_Raw records_
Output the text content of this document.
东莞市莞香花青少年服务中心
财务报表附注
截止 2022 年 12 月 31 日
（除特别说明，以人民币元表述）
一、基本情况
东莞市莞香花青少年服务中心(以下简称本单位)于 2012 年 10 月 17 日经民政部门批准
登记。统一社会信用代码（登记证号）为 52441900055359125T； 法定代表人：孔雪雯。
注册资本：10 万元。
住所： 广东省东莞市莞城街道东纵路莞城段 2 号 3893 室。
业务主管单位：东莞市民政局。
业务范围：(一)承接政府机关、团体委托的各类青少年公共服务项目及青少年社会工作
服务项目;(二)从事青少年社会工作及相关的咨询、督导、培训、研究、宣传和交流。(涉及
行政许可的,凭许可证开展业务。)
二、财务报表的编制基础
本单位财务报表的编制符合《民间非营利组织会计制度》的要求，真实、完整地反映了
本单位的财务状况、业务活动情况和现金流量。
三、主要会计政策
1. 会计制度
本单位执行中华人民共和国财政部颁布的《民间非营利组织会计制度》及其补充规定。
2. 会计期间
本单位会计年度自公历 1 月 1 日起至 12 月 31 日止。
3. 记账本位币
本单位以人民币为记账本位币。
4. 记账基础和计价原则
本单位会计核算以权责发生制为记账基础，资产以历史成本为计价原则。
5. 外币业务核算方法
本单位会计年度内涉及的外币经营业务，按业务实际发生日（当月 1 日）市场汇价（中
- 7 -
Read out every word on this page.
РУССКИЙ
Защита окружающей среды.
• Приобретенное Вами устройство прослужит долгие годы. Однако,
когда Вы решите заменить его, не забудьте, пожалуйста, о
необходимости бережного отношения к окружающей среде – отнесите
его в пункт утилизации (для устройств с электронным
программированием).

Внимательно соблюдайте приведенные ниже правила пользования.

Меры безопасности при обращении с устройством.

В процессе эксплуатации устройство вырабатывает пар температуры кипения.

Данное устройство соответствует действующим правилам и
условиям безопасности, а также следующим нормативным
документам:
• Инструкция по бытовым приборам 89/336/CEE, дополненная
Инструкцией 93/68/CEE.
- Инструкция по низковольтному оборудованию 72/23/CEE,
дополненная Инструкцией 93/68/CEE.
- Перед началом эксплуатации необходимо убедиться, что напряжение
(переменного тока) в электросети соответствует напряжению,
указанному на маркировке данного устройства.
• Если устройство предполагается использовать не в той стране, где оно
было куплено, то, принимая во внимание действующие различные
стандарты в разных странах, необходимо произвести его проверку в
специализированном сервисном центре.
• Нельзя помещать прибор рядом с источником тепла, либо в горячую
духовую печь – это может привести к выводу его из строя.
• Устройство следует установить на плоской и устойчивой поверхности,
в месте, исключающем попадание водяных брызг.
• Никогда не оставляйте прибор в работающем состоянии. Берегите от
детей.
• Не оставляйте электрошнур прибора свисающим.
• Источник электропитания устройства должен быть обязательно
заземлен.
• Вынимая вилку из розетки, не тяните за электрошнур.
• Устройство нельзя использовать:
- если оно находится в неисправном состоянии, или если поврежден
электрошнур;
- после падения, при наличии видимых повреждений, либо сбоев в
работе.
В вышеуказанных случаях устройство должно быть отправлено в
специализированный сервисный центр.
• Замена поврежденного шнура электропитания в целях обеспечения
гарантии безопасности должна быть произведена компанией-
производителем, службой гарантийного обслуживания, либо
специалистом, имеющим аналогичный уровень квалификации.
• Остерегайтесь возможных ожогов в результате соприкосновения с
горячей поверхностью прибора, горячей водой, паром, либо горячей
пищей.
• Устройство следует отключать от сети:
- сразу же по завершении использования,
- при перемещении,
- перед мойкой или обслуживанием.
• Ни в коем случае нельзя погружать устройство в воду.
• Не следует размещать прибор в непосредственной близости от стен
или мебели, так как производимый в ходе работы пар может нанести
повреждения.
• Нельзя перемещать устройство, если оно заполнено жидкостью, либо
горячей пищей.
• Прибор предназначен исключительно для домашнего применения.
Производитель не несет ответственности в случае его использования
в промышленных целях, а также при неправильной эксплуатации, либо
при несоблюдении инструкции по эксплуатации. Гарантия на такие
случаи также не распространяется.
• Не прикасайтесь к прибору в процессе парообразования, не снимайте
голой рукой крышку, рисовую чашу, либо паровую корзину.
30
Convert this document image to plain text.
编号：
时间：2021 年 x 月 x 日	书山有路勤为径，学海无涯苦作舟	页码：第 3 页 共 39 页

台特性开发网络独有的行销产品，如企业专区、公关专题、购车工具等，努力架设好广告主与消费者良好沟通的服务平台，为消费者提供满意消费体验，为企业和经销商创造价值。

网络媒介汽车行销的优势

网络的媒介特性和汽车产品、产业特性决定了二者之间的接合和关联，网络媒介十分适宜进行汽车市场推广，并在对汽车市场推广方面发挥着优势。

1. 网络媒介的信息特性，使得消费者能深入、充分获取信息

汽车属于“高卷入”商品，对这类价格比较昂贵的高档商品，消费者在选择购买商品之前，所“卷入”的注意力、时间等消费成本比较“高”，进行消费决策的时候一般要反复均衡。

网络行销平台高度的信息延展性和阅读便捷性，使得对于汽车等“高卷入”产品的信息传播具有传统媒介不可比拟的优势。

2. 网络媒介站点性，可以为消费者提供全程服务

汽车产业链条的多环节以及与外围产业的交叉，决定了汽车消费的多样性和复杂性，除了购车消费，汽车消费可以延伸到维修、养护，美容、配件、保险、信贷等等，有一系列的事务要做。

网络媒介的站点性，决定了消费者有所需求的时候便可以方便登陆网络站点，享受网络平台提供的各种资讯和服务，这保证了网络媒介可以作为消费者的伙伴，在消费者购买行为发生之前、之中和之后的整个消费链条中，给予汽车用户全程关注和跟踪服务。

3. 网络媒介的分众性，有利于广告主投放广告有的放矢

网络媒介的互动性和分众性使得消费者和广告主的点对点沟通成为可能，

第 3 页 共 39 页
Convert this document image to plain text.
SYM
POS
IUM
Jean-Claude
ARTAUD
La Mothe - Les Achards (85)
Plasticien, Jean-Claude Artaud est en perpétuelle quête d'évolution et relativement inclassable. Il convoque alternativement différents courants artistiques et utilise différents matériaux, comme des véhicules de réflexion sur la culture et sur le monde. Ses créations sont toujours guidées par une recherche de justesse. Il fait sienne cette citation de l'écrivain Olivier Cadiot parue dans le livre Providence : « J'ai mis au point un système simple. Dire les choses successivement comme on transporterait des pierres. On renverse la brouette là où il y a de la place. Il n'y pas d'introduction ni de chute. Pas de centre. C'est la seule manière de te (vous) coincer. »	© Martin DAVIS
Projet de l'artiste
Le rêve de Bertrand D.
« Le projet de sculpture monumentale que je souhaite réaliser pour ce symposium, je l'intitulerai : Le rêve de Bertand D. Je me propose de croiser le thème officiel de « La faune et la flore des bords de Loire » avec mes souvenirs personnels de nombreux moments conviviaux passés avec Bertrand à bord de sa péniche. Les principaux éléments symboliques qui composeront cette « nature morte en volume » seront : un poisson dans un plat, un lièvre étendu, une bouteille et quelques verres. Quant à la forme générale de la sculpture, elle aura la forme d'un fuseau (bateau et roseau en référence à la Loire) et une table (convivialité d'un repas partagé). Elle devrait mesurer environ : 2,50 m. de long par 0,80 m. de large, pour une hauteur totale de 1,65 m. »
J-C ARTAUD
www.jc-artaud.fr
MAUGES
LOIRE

_Task statement_
Find each line in the records holding the string "Инструкцией" and show it.

_Answer for this exercise_
Инструкцией 93/68/CEE.
дополненная Инструкцией 93/68/CEE.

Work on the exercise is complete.